**Tasks to carry out:**
1. Output the passage on the Petrograd Bolsheviks from "Putting their new" to "to boycott them.)", word for word.
2. Answer these questions using the passage on the Petrograd Bolsheviks:
(a) Where was the workers' section of the Soviet to meet that evening?
(b) How many members did Kamenev propose for the commission to lead the movement?
(c) Who seconded Kamenev's proposal?
3. Write the next part of the passage on the Petrograd Bolsheviks, picking up after its final sentence.

*** Supplied passage

The Petrograd committee, along with the delegates to the conference and representatives from regiments and factories, met and agreed to change course. With the endorsement of the Central Committee, the Bolsheviks agreed “to end all fruitless attempts to restrain the masses and guide the developing movement in such a way that the governmental crisis may be decided in the interests of the people; with this goal, to appeal to the soldiers and workers to go peacefully to the Tauride Palace, elect delegates, and through them present their demands to the Executive Committee” [Volume Two, Chapter One 1]. To the relief of the machine-gunners and, no doubt, many rank-and-file Bolsheviks, the movement had now been endorsed by the party.

By coincidence, the workers’ section of the Soviet was to meet, at last, that evening in the Tauride Palace. The Compromisers had been trying to postpone the meeting for some time but had now agreed to convene it. They feared that the results of by-elections in the factories might mean that the composition of the Soviet was catching up with the real support for the parties in the city. In other words, that the Bolsheviks might now have gained a majority of votes - and so it proved.

Putting their new policy into effect, Kamenev proposed that the meeting elect a commission of twenty-five to lead the movement. Trotsky seconded the proposal. Realising they were going to lose the vote, the Mensheviks and Social Revolutionaries just walked out of the hall. (From now on, this would become a favourite tactic of these supposed ‘democrats’ - when they started to lose the majority in the soviets they simply opted to boycott them.)

******
*** Data extract

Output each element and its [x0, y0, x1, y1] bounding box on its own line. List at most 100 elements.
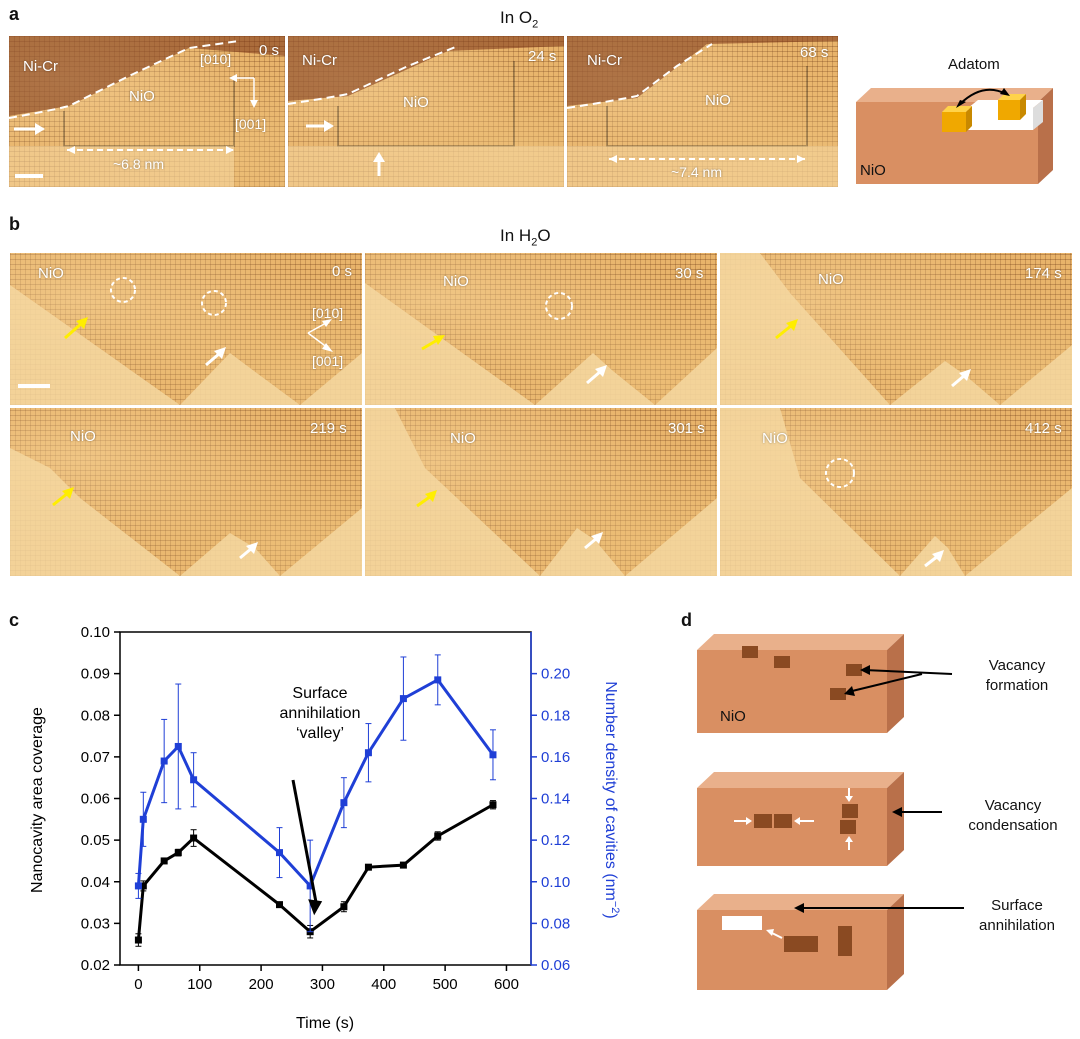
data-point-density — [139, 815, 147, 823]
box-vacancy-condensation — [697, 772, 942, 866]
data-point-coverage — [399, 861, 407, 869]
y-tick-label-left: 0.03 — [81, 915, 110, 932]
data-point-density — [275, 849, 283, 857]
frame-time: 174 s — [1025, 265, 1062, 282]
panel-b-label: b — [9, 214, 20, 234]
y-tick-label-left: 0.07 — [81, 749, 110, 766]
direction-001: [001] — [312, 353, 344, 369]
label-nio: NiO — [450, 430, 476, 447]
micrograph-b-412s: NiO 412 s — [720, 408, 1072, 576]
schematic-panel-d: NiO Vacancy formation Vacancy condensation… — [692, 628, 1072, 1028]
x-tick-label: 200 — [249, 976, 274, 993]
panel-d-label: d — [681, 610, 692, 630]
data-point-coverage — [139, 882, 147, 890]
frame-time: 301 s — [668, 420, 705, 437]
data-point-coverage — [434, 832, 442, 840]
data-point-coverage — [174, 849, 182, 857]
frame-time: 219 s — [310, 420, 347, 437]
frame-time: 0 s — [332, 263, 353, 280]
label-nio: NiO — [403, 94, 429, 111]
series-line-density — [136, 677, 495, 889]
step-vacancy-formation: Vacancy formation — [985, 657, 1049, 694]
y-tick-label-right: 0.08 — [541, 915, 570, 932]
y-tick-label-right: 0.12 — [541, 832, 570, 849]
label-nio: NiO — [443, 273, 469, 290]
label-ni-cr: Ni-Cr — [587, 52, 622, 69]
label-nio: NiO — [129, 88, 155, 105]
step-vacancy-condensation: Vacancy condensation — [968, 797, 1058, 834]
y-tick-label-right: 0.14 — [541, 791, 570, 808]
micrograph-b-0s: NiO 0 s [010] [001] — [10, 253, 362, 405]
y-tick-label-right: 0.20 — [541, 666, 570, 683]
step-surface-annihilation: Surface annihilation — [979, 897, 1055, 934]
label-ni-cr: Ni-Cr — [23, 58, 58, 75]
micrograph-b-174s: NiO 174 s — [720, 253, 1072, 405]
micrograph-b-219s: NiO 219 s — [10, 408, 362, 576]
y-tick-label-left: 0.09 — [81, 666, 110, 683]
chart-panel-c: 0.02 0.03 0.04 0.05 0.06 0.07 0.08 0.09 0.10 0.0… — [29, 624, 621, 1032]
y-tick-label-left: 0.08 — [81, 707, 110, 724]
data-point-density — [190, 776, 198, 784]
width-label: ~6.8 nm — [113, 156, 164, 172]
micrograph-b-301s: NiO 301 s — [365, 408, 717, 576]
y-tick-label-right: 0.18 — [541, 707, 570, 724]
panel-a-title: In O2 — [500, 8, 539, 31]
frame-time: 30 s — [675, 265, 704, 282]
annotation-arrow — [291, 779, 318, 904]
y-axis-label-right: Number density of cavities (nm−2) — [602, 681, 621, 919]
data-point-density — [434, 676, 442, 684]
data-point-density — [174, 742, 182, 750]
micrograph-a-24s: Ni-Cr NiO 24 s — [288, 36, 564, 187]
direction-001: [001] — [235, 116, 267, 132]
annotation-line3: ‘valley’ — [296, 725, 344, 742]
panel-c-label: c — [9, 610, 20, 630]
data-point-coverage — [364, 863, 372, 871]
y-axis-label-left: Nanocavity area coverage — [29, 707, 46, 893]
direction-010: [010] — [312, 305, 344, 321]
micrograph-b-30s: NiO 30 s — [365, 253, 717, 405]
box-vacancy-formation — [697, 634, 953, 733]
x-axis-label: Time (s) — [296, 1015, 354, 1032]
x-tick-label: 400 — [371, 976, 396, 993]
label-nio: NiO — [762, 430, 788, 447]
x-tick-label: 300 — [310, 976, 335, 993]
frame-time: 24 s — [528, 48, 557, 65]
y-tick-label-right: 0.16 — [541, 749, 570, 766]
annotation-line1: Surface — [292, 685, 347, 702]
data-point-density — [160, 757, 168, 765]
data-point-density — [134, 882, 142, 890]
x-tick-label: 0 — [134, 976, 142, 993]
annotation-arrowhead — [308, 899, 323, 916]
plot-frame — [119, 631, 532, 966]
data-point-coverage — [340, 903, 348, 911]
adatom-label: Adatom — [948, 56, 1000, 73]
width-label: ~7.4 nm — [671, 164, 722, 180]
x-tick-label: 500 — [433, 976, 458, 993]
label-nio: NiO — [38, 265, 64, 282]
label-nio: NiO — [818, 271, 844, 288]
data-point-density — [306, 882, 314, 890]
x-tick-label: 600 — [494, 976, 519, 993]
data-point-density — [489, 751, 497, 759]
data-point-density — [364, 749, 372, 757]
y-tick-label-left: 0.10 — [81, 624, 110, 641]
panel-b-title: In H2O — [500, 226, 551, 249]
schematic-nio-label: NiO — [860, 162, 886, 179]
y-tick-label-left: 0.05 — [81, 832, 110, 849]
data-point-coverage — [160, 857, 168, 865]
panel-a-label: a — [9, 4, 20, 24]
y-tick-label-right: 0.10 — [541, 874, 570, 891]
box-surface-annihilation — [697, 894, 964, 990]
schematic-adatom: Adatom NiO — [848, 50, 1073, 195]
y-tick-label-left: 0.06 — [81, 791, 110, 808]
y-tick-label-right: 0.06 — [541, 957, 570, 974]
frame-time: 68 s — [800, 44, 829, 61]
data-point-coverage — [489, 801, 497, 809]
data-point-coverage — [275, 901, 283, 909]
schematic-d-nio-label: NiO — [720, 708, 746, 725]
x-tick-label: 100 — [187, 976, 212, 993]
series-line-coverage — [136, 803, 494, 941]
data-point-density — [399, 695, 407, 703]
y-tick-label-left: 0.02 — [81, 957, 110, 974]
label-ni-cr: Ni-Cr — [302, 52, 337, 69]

******

**Answers given:**
1.
Putting their new policy into effect, Kamenev proposed that the meeting elect a commission of twenty-five to lead the movement. Trotsky seconded the proposal. Realising they were going to lose the vote, the Mensheviks and Social Revolutionaries just walked out of the hall. (From now on, this would become a favourite tactic of these supposed ‘democrats’ - when they started to lose the majority in the soviets they simply opted to boycott them.)

2.
(a) The Tauride Palace.
(b) Twenty-five.
(c) Trotsky.

3.
The motion was passed in their absence with 276 votes and fifteen Bolsheviks elected to the commission. Ten places were left for the absent minority - but they never took them. News of the victory was given rapturous applause by the crowds now massing at the Palace.

This fact of the election of the Bolshevik commission signified both to friends and enemies that the workers’ section of the Petrograd Soviet would henceforth become a Bolshevik base. A vast step forward! In April the influence of the Bolsheviks had extended to approximately a third of the Petrograd workers; in the Soviet of those days they occupied a wholly insignificant sector. Now, at the beginning of July, the Bolsheviks were sending to the workers’ section about two-thirds of its members. That meant that among the masses their influence had become decisive” [Volume Two, Chapter One 1].

Meanwhile, the Compromisers had also decided on a course of action, but one that rapidly exposed who really had the power in Petrograd. They decided to waste no time in seeking out armed forces to defend the government - and to try and crush the movement. Orders, signed by the Menshevik President of the E.C., Cheidze, were sent to every regiment to come to the defence of the Tauride Palace. However, the soldiers of Petrograd took little notice.

As the Menshevik given the unenviable task of gathering troops later reported: “On the first day of the demonstration we had at our disposal only a hundred men - we had no other forces. We sent out commissars to all the regiments ... but each regiment looked to the next to see what it was going to do. We were compelled ... to summon troops from the front” [Volume Two, Chapter One 1].

As Trotsky adds: “It would be difficult, even with malice aforethought, to devise a more vicious satire upon the Compromisers. Hundreds of thousands of demonstrators were demanding the transfer of power to the soviets. Cheidze, standing at the head of the soviet system and thus the logical candidate for premier, was hunting for armed forces to employ against the demonstrators. This colossal movement in favour of power to the democracy was denounced by the democratic leaders as an attack upon the democracy by an armed gang” [Volume Two, Chapter One 1].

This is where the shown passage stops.